> Problem: Pick out the lines in the listing below that contain the word "name" and copy them.

> Supplied material:
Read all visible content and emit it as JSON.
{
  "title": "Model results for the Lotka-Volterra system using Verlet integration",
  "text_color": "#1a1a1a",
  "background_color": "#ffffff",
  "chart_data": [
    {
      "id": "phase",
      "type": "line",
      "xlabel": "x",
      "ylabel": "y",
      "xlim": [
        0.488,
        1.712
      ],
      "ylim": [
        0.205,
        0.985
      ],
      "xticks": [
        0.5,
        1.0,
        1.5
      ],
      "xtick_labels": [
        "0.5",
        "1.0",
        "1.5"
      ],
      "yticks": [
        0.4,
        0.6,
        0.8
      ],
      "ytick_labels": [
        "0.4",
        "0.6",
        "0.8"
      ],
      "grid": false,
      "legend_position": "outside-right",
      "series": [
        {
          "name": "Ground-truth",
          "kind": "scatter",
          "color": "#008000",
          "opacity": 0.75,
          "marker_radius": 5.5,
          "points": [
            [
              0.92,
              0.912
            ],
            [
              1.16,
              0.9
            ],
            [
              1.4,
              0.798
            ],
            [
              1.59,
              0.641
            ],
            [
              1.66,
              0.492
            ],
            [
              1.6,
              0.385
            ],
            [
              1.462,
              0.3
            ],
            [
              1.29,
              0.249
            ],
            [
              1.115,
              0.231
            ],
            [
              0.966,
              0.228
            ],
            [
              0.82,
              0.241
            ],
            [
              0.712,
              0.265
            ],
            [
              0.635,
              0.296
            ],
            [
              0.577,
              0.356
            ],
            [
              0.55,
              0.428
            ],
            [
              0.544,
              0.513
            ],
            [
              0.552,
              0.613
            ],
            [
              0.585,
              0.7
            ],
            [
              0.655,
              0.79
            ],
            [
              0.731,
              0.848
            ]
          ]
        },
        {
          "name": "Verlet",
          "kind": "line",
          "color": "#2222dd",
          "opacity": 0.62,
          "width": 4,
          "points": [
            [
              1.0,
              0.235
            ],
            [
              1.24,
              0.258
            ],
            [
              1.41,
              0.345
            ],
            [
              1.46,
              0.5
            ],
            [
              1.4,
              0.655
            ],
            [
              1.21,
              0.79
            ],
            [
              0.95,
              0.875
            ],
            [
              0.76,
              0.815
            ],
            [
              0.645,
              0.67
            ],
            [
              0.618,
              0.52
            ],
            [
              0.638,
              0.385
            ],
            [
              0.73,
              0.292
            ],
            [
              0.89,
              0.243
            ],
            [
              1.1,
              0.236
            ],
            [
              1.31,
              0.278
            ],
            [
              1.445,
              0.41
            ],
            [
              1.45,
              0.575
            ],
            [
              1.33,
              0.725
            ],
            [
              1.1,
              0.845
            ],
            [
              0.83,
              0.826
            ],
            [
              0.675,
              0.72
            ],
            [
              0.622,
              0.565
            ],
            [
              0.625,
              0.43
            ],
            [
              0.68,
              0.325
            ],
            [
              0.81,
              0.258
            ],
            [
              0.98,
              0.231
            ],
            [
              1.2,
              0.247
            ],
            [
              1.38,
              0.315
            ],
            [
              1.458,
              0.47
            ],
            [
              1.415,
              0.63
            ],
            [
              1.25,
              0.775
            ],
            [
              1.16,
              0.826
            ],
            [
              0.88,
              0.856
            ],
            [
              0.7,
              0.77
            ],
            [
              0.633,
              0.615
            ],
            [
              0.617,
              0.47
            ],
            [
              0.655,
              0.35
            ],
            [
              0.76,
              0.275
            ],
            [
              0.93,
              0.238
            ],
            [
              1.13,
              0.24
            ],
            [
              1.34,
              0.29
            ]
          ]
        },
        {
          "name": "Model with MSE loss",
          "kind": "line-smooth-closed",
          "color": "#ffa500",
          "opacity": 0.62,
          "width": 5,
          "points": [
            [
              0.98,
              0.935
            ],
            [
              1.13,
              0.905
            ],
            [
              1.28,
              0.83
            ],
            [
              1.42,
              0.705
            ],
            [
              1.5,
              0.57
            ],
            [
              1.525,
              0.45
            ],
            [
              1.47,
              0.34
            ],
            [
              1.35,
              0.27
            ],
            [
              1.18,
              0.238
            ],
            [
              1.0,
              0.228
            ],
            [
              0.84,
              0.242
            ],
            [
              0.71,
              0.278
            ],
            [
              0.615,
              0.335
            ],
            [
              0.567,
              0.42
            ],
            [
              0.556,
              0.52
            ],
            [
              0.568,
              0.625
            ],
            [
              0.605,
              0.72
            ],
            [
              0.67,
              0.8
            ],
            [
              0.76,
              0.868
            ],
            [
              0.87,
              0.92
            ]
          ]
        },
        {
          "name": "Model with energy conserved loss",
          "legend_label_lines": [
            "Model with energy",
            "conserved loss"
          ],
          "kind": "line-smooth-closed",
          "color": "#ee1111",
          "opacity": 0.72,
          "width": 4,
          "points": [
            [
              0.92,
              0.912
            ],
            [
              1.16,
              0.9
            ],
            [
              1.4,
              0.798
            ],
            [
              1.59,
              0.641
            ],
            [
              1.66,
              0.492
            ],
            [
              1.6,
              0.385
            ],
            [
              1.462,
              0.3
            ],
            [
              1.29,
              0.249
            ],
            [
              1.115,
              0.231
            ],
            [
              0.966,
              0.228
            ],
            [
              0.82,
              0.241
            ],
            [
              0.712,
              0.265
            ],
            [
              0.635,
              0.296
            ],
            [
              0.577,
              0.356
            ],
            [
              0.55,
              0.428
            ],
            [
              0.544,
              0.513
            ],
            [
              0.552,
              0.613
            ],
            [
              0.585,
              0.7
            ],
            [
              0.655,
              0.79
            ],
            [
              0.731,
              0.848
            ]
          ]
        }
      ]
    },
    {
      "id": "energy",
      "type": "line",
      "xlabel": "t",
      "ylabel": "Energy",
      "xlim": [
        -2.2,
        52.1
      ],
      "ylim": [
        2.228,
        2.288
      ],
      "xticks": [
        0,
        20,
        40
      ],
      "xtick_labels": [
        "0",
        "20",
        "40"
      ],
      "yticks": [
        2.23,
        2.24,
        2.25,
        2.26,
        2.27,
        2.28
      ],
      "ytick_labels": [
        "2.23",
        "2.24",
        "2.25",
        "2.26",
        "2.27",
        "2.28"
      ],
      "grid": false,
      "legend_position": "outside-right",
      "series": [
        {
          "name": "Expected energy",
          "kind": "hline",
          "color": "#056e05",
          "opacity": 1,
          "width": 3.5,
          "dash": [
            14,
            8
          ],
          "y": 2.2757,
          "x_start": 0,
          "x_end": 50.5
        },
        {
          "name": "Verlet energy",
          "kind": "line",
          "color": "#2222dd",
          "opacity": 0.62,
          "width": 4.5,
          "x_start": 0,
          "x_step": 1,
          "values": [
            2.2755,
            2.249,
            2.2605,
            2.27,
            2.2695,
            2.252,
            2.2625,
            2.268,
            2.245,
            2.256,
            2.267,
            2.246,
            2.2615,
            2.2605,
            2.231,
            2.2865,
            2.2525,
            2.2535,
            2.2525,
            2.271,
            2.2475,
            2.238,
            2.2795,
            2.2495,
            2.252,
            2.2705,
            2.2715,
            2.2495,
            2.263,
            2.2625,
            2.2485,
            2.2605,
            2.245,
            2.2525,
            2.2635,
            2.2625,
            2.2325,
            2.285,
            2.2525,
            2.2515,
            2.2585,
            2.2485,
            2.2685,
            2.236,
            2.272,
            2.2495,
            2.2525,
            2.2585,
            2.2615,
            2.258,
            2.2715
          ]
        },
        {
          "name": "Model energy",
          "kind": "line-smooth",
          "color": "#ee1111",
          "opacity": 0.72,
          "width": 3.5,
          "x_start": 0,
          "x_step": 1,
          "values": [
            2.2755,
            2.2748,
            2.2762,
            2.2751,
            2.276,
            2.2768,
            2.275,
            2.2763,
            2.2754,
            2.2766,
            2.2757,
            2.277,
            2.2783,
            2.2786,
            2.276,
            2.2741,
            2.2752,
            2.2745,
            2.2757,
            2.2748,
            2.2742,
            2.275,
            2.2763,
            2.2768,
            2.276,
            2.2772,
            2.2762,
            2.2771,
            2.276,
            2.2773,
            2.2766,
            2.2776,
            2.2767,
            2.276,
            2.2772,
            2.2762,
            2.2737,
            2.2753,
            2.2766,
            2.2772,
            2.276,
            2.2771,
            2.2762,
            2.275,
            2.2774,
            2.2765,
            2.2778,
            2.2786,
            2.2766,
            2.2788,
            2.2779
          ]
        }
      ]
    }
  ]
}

> Output of the exercise:
          "name": "Ground-truth",
          "name": "Verlet",
          "name": "Model with MSE loss",
          "name": "Model with energy conserved loss",
          "name": "Expected energy",
          "name": "Verlet energy",
          "name": "Model energy",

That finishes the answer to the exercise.